───── MATERIAL ─────
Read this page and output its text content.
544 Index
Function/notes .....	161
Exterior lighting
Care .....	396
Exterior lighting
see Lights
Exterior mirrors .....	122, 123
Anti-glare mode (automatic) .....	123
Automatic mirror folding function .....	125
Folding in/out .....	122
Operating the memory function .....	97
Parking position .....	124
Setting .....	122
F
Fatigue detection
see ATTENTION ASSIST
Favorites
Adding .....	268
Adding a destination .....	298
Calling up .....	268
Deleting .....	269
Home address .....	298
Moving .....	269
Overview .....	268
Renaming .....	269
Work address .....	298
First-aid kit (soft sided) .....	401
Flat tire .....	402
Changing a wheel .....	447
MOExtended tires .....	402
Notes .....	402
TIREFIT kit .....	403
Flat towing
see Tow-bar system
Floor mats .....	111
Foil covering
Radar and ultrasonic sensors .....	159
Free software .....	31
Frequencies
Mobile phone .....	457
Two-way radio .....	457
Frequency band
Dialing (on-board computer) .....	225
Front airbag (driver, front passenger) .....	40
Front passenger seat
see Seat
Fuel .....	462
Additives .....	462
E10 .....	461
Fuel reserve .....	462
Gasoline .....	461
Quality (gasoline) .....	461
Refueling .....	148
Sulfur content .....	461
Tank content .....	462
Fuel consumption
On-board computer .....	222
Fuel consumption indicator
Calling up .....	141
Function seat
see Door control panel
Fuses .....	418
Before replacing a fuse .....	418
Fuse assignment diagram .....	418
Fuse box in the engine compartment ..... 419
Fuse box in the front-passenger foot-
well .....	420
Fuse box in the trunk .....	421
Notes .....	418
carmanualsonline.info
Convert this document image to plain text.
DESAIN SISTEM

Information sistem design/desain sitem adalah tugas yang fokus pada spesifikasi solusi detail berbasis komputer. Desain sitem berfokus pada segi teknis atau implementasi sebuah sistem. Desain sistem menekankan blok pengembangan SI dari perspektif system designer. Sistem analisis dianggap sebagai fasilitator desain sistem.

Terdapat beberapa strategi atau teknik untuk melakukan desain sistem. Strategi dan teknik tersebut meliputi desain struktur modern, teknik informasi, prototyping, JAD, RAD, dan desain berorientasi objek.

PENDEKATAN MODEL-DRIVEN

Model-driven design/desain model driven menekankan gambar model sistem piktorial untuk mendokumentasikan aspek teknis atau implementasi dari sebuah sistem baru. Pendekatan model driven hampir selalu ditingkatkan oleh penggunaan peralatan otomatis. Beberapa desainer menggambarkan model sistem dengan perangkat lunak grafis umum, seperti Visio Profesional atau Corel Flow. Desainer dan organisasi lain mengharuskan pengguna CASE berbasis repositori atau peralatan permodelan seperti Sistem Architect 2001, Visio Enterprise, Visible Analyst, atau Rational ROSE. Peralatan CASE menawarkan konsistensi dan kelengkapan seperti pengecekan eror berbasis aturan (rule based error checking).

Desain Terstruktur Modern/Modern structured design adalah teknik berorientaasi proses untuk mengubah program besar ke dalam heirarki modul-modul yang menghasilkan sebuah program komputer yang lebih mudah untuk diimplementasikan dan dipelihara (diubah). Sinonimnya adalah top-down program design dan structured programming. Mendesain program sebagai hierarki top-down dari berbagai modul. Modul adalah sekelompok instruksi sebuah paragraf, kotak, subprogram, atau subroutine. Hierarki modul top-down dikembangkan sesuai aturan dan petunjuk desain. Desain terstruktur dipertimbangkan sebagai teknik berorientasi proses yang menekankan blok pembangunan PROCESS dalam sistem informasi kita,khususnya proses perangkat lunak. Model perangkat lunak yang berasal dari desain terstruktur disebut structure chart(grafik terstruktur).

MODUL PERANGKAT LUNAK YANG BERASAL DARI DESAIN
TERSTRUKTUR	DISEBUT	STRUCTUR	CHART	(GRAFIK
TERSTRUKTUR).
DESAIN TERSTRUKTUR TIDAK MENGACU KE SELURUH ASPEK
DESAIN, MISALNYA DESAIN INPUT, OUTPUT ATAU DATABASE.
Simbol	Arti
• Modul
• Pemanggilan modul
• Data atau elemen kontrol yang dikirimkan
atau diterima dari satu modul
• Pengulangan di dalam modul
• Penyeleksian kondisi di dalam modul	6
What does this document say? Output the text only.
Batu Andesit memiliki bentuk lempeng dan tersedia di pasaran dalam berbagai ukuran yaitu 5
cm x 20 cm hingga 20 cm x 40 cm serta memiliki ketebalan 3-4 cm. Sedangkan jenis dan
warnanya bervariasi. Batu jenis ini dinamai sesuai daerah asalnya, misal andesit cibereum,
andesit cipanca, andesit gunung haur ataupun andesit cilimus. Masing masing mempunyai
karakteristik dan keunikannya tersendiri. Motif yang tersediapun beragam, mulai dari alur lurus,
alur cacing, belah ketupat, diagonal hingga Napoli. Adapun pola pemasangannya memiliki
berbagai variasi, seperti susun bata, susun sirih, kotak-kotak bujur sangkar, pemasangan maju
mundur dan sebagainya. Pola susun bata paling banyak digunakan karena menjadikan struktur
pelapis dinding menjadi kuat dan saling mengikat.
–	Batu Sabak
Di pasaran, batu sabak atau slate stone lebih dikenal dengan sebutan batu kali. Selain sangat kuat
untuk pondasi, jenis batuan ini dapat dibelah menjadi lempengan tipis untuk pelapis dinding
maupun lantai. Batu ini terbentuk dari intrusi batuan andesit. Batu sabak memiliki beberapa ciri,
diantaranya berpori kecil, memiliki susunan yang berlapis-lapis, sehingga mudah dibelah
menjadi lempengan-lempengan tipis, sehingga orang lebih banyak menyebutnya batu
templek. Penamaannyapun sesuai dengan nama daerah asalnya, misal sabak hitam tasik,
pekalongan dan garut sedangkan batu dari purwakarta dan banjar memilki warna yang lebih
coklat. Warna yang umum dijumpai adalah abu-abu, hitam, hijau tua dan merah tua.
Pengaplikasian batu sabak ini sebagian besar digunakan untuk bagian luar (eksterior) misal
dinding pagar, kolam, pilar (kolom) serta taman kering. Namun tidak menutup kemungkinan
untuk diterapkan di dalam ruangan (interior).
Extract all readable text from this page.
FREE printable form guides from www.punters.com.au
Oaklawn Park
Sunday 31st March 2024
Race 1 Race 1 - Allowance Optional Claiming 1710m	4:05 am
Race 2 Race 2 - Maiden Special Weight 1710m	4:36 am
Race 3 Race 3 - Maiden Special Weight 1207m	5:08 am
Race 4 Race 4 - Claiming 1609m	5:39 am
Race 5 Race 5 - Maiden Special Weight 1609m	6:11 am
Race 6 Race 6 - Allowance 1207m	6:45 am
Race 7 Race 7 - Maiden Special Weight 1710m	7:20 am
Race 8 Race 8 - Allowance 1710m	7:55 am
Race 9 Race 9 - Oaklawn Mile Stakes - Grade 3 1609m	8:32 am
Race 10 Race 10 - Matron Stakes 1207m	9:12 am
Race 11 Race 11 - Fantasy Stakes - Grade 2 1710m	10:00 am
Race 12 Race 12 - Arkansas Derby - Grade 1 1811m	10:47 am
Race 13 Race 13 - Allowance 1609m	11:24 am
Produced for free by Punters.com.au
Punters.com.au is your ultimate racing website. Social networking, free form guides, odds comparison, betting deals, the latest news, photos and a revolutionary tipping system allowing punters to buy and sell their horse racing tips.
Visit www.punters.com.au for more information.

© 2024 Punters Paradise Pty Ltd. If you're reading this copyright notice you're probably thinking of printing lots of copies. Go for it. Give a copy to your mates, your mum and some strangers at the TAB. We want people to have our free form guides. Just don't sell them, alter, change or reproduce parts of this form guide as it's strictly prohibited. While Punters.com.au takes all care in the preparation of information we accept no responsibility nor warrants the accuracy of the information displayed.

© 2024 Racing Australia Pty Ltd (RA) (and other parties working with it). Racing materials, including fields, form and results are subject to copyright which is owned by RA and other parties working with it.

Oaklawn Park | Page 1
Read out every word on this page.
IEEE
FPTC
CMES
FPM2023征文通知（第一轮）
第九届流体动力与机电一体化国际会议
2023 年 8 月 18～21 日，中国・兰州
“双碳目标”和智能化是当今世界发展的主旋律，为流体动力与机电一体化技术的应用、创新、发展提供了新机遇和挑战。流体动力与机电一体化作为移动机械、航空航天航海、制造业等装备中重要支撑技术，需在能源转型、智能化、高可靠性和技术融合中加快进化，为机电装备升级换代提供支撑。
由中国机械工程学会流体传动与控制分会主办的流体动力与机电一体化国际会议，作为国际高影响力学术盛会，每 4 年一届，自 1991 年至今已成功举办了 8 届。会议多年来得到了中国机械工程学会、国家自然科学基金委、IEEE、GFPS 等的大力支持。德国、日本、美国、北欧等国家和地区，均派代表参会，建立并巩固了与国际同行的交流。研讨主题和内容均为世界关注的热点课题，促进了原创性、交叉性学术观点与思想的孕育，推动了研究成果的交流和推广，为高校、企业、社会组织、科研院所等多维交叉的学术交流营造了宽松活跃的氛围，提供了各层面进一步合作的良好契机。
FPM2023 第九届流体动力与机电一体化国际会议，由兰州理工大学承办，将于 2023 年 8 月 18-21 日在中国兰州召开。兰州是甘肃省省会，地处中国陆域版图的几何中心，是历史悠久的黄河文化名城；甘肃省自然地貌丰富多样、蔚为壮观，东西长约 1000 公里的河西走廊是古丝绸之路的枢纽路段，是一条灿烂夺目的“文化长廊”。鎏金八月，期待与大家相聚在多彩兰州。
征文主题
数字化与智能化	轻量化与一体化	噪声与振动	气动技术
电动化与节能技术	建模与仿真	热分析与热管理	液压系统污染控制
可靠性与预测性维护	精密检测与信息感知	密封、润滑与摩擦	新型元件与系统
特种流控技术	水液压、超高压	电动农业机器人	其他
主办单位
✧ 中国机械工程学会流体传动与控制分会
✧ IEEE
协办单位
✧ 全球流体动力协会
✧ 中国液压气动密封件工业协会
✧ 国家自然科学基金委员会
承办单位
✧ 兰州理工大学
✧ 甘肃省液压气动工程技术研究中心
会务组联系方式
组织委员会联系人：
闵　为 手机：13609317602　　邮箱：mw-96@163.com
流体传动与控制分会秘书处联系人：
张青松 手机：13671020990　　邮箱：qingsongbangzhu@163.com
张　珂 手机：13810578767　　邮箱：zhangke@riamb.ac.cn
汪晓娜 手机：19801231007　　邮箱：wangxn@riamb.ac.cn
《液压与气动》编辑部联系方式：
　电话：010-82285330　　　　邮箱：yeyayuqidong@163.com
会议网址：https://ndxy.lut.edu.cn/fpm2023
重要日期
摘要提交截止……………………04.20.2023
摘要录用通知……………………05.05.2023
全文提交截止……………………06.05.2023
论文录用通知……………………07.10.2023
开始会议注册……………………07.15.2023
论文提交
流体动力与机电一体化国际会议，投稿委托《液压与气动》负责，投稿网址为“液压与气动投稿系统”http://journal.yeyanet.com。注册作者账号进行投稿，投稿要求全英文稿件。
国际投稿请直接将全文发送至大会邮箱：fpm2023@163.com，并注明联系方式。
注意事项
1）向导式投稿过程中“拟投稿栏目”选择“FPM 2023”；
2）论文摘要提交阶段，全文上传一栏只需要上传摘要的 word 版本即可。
─────
→ WHAT IS NEEDED: Copy out each line of the entries that holds "digunakan".

→ REPLY:
mundur dan sebagainya. Pola susun bata paling banyak digunakan karena menjadikan struktur
Pengaplikasian batu sabak ini sebagian besar digunakan untuk bagian luar (eksterior) misal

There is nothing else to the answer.